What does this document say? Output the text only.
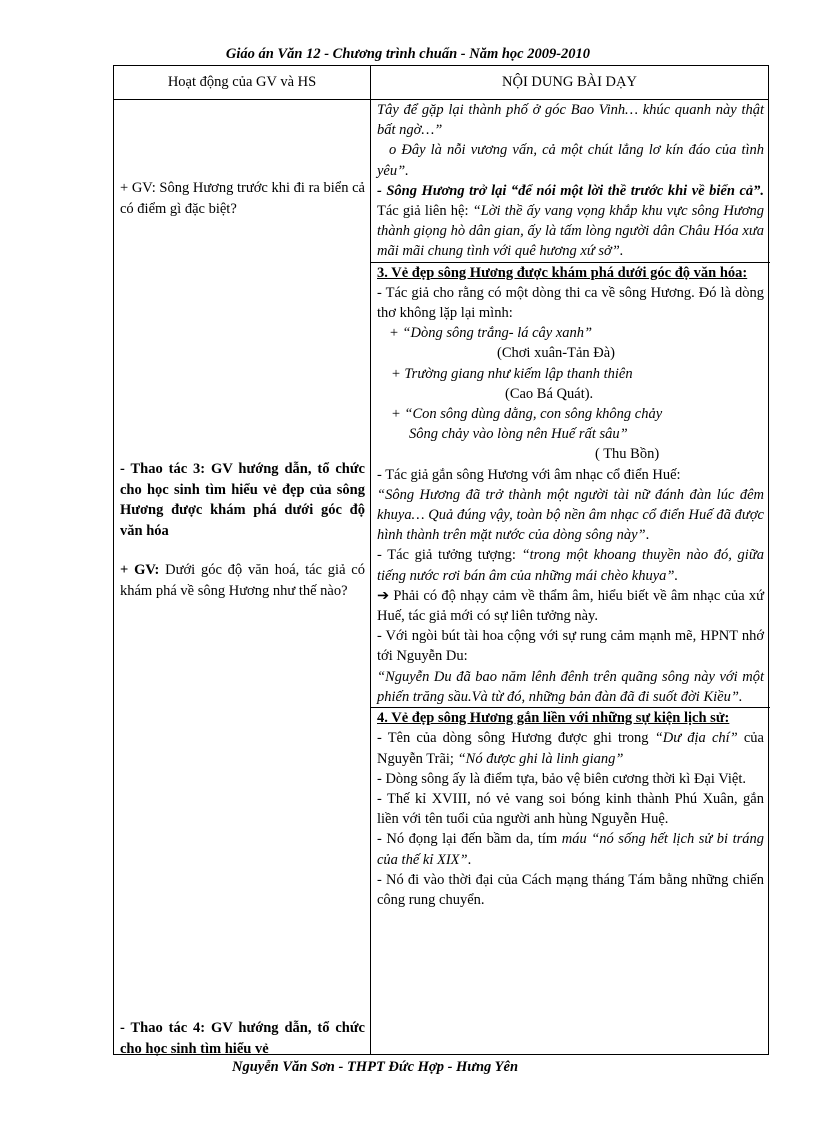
Giáo án Văn 12 - Chương trình chuẩn - Năm học 2009-2010
Hoạt động của GV và HS	NỘI DUNG BÀI DẠY

+ GV: Sông Hương trước khi đi ra biển cả có điểm gì đặc biệt?

- Thao tác 3: GV hướng dẫn, tổ chức cho học sinh tìm hiểu vẻ đẹp của sông Hương được khám phá dưới góc độ văn hóa

+ GV: Dưới góc độ văn hoá, tác giả có khám phá về sông Hương như thế nào?

- Thao tác 4: GV hướng dẫn, tổ chức cho học sinh tìm hiểu vẻ

Tây để gặp lại thành phố ở góc Bao Vinh… khúc quanh này thật bất ngờ…”

o Đây là nỗi vương vấn, cả một chút lẳng lơ kín đáo của tình yêu”.

- Sông Hương trở lại “để nói một lời thề trước khi về biển cả”. Tác giả liên hệ: “Lời thề ấy vang vọng khắp khu vực sông Hương thành giọng hò dân gian, ấy là tấm lòng người dân Châu Hóa xưa mãi mãi chung tình với quê hương xứ sở”.

3. Vẻ đẹp sông Hương được khám phá dưới góc độ văn hóa:

- Tác giả cho rằng có một dòng thi ca về sông Hương. Đó là dòng thơ không lặp lại mình:

+ “Dòng sông trắng- lá cây xanh”

(Chơi xuân-Tản Đà)

+ Trường giang như kiếm lập thanh thiên

(Cao Bá Quát).

+ “Con sông dùng dằng, con sông không chảy

Sông chảy vào lòng nên Huế rất sâu”

( Thu Bồn)

- Tác giả gắn sông Hương với âm nhạc cổ điển Huế:

“Sông Hương đã trở thành một người tài nữ đánh đàn lúc đêm khuya… Quả đúng vậy, toàn bộ nền âm nhạc cổ điển Huế đã được hình thành trên mặt nước của dòng sông này”.

- Tác giả tưởng tượng: “trong một khoang thuyền nào đó, giữa tiếng nước rơi bán âm của những mái chèo khuya”.

➔ Phải có độ nhạy cảm về thẩm âm, hiểu biết về âm nhạc của xứ Huế, tác giả mới có sự liên tưởng này.

- Với ngòi bút tài hoa cộng với sự rung cảm mạnh mẽ, HPNT nhớ tới Nguyễn Du:

“Nguyễn Du đã bao năm lênh đênh trên quãng sông này với một phiến trăng sầu.Và từ đó, những bản đàn đã đi suốt đời Kiều”.

4. Vẻ đẹp sông Hương gắn liền với những sự kiện lịch sử:

- Tên của dòng sông Hương được ghi trong “Dư địa chí” của Nguyễn Trãi; “Nó được ghi là linh giang”

- Dòng sông ấy là điểm tựa, bảo vệ biên cương thời kì Đại Việt.

- Thế kỉ XVIII, nó vẻ vang soi bóng kinh thành Phú Xuân, gắn liền với tên tuổi của người anh hùng Nguyễn Huệ.

- Nó đọng lại đến bầm da, tím máu “nó sống hết lịch sử bi tráng của thế kỉ XIX”.

- Nó đi vào thời đại của Cách mạng tháng Tám bằng những chiến công rung chuyển.

Nguyễn Văn Sơn - THPT Đức Hợp - Hưng Yên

========================================

What needs to be done —
Your task is to set down the records shown above exactly, minus any pictures.

Answer to the exercise —
What does this document say? Output the text only.
Giáo án Văn 12 - Chương trình chuẩn - Năm học 2009-2010
Hoạt động của GV và HS	NỘI DUNG BÀI DẠY

+ GV: Sông Hương trước khi đi ra biển cả có điểm gì đặc biệt?

- Thao tác 3: GV hướng dẫn, tổ chức cho học sinh tìm hiểu vẻ đẹp của sông Hương được khám phá dưới góc độ văn hóa

+ GV: Dưới góc độ văn hoá, tác giả có khám phá về sông Hương như thế nào?

- Thao tác 4: GV hướng dẫn, tổ chức cho học sinh tìm hiểu vẻ

Tây để gặp lại thành phố ở góc Bao Vinh… khúc quanh này thật bất ngờ…”

o Đây là nỗi vương vấn, cả một chút lẳng lơ kín đáo của tình yêu”.

- Sông Hương trở lại “để nói một lời thề trước khi về biển cả”. Tác giả liên hệ: “Lời thề ấy vang vọng khắp khu vực sông Hương thành giọng hò dân gian, ấy là tấm lòng người dân Châu Hóa xưa mãi mãi chung tình với quê hương xứ sở”.

3. Vẻ đẹp sông Hương được khám phá dưới góc độ văn hóa:

- Tác giả cho rằng có một dòng thi ca về sông Hương. Đó là dòng thơ không lặp lại mình:

+ “Dòng sông trắng- lá cây xanh”

(Chơi xuân-Tản Đà)

+ Trường giang như kiếm lập thanh thiên

(Cao Bá Quát).

+ “Con sông dùng dằng, con sông không chảy

Sông chảy vào lòng nên Huế rất sâu”

( Thu Bồn)

- Tác giả gắn sông Hương với âm nhạc cổ điển Huế:

“Sông Hương đã trở thành một người tài nữ đánh đàn lúc đêm khuya… Quả đúng vậy, toàn bộ nền âm nhạc cổ điển Huế đã được hình thành trên mặt nước của dòng sông này”.

- Tác giả tưởng tượng: “trong một khoang thuyền nào đó, giữa tiếng nước rơi bán âm của những mái chèo khuya”.

➔ Phải có độ nhạy cảm về thẩm âm, hiểu biết về âm nhạc của xứ Huế, tác giả mới có sự liên tưởng này.

- Với ngòi bút tài hoa cộng với sự rung cảm mạnh mẽ, HPNT nhớ tới Nguyễn Du:

“Nguyễn Du đã bao năm lênh đênh trên quãng sông này với một phiến trăng sầu.Và từ đó, những bản đàn đã đi suốt đời Kiều”.

4. Vẻ đẹp sông Hương gắn liền với những sự kiện lịch sử:

- Tên của dòng sông Hương được ghi trong “Dư địa chí” của Nguyễn Trãi; “Nó được ghi là linh giang”

- Dòng sông ấy là điểm tựa, bảo vệ biên cương thời kì Đại Việt.

- Thế kỉ XVIII, nó vẻ vang soi bóng kinh thành Phú Xuân, gắn liền với tên tuổi của người anh hùng Nguyễn Huệ.

- Nó đọng lại đến bầm da, tím máu “nó sống hết lịch sử bi tráng của thế kỉ XIX”.

- Nó đi vào thời đại của Cách mạng tháng Tám bằng những chiến công rung chuyển.

Nguyễn Văn Sơn - THPT Đức Hợp - Hưng Yên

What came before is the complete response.